TASK
Where a line contains the string "color", copy that line.

* begin *

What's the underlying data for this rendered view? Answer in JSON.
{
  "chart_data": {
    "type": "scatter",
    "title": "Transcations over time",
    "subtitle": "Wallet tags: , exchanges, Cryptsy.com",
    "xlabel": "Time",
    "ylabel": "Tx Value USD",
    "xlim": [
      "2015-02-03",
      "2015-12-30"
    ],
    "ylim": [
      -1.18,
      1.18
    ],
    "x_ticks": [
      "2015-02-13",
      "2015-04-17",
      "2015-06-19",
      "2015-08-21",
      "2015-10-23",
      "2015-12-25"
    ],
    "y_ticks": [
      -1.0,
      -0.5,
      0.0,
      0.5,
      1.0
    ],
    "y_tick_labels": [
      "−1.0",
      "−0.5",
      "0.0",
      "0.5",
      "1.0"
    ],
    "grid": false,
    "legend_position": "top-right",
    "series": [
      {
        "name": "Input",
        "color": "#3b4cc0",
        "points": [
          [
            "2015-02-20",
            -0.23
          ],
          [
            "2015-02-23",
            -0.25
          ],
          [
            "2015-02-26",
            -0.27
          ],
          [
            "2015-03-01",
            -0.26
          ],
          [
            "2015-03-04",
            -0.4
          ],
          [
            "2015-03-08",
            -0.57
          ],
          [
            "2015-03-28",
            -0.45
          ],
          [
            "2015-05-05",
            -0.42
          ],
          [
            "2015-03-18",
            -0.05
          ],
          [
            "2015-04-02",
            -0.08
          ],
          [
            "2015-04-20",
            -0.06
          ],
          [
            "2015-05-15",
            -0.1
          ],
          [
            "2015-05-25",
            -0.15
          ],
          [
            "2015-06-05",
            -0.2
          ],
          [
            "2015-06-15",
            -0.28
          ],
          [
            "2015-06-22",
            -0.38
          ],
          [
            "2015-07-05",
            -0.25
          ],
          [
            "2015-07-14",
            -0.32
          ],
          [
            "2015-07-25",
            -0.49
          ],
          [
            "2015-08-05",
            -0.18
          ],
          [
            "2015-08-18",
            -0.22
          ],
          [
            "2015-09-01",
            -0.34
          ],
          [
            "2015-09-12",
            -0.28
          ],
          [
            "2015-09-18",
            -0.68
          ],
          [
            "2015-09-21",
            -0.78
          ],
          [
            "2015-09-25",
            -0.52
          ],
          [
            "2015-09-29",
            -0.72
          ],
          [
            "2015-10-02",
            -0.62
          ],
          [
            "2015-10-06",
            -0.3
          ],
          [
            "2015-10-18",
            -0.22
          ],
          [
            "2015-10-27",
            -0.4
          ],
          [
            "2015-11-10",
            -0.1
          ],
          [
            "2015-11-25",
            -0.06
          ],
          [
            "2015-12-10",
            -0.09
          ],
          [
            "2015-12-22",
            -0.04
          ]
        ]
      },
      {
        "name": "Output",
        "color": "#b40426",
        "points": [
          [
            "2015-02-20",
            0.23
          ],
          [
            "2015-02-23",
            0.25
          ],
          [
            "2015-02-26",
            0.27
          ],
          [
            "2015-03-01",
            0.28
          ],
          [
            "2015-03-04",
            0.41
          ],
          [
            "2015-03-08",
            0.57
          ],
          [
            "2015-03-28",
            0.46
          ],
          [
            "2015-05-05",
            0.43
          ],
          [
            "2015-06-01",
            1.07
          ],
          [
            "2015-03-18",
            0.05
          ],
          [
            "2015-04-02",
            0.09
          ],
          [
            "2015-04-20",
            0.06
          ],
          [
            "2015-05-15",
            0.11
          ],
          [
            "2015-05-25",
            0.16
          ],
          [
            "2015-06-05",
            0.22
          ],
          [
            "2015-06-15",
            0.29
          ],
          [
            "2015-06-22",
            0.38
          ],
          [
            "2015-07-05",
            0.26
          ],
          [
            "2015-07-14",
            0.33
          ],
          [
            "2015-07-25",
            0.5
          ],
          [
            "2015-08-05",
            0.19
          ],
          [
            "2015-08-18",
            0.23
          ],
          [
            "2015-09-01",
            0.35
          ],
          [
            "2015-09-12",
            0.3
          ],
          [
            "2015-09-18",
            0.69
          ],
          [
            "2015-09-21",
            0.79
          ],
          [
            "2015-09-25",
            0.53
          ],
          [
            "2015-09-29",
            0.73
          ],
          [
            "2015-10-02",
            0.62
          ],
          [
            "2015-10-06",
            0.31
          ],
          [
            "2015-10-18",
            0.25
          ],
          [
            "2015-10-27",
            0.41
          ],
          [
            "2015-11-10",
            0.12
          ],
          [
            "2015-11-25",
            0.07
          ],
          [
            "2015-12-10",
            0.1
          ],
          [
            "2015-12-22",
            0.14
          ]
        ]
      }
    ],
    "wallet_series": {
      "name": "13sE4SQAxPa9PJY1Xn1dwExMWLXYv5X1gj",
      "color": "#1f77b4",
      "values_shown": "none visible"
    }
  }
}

* end *

TASK RESULT
        "color": "#3b4cc0",
        "color": "#b40426",
      "color": "#1f77b4",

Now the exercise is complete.